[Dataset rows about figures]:
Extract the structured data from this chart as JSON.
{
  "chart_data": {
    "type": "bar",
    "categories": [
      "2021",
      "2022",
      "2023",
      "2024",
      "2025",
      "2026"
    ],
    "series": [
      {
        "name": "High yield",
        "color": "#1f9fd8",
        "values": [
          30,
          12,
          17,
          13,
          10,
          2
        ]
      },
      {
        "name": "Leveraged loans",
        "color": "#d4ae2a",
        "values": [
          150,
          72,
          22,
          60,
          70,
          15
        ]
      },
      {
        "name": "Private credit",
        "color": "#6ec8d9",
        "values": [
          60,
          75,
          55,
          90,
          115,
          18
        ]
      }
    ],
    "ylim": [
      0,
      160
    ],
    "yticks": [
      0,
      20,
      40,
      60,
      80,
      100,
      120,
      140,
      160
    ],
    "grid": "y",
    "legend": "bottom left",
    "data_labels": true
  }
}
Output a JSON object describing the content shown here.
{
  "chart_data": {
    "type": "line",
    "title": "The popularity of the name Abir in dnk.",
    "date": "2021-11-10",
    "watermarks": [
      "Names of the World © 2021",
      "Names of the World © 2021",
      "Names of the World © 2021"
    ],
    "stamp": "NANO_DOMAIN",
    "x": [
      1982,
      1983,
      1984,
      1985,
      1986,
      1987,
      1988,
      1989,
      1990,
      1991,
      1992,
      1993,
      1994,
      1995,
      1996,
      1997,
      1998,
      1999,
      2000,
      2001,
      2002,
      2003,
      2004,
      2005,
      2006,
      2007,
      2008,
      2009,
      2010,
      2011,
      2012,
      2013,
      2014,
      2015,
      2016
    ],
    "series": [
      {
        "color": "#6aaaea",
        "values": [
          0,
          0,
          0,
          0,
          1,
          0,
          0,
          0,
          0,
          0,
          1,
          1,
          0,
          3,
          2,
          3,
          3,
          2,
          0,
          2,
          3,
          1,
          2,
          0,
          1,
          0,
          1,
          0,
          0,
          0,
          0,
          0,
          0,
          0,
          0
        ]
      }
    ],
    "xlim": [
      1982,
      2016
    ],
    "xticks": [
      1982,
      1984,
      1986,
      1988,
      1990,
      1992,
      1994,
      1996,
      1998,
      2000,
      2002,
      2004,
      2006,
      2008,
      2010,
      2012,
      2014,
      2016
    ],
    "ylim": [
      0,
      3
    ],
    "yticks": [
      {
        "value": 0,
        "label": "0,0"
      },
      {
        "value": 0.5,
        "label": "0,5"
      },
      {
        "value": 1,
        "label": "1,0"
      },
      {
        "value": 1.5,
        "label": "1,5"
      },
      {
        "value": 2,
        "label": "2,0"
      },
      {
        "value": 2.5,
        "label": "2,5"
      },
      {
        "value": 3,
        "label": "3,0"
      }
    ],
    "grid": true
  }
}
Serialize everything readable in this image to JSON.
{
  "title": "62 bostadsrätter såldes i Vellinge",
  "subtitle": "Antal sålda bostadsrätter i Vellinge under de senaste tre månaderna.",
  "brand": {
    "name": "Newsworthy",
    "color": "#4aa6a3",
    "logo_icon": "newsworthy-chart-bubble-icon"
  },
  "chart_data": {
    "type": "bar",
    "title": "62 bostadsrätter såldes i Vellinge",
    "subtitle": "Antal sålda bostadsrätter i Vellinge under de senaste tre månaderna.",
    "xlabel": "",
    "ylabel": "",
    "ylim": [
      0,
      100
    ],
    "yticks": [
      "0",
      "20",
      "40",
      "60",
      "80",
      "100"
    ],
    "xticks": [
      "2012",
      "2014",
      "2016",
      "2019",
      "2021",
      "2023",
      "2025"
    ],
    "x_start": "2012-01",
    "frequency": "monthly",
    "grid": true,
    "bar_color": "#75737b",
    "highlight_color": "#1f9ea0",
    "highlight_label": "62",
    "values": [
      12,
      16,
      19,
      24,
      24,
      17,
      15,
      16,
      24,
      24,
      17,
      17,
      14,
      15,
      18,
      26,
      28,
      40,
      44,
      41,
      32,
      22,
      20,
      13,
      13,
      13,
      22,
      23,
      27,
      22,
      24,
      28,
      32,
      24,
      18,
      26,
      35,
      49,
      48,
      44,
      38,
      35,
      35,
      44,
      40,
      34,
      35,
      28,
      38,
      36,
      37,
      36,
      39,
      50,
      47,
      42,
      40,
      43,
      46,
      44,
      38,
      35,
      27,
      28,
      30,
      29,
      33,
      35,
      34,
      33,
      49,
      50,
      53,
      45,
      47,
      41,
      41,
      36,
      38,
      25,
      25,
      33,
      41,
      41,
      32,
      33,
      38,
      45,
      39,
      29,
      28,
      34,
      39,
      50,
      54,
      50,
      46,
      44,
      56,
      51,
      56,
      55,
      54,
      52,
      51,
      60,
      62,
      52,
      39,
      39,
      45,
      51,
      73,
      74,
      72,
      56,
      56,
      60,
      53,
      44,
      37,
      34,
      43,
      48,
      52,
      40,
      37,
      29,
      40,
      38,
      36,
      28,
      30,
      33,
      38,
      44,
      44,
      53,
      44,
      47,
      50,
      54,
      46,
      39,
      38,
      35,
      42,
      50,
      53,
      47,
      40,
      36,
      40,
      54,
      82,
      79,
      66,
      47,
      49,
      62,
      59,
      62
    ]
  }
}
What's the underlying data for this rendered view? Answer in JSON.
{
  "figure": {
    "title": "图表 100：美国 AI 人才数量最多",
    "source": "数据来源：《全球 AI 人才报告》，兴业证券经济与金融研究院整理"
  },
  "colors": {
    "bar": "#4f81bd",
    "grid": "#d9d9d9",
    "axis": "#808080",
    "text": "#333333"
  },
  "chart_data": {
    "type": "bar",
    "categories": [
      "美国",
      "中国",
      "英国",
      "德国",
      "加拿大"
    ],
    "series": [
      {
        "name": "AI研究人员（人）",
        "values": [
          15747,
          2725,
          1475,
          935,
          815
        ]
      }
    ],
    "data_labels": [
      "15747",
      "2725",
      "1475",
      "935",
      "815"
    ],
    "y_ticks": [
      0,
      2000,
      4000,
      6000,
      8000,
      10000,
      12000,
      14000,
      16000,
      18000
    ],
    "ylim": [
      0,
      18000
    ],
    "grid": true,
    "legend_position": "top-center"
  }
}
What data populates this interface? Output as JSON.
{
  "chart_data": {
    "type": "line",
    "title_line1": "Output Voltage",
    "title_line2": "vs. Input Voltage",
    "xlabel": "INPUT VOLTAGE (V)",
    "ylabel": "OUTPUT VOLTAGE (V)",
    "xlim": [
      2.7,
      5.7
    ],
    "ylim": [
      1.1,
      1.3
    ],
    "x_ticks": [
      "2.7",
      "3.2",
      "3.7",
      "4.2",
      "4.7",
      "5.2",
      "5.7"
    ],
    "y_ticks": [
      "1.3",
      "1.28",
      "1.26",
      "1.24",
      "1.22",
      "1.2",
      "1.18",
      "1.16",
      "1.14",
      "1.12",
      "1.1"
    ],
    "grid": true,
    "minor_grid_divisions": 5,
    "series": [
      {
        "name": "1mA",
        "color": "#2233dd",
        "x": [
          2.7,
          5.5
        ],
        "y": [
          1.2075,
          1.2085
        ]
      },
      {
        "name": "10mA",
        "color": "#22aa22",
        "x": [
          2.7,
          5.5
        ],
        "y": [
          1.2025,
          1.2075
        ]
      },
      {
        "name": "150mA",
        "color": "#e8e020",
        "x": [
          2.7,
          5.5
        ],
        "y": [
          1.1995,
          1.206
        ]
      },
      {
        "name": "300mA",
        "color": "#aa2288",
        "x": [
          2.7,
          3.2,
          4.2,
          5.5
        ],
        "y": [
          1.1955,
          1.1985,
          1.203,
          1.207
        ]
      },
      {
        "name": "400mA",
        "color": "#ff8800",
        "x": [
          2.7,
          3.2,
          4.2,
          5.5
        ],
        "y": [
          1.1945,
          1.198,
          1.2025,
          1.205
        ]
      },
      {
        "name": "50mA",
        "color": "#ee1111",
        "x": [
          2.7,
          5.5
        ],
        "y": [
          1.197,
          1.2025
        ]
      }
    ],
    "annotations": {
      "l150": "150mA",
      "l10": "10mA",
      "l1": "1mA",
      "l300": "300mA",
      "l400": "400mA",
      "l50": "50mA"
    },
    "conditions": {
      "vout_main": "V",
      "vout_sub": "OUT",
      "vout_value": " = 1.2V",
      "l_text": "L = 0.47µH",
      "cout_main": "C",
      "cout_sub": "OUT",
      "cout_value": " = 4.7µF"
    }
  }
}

[Task prompt]:
Find and copy every line in the entries above where the string "månaderna" occurs.

[Solution to this task]:
  "subtitle": "Antal sålda bostadsrätter i Vellinge under de senaste tre månaderna.",
    "subtitle": "Antal sålda bostadsrätter i Vellinge under de senaste tre månaderna.",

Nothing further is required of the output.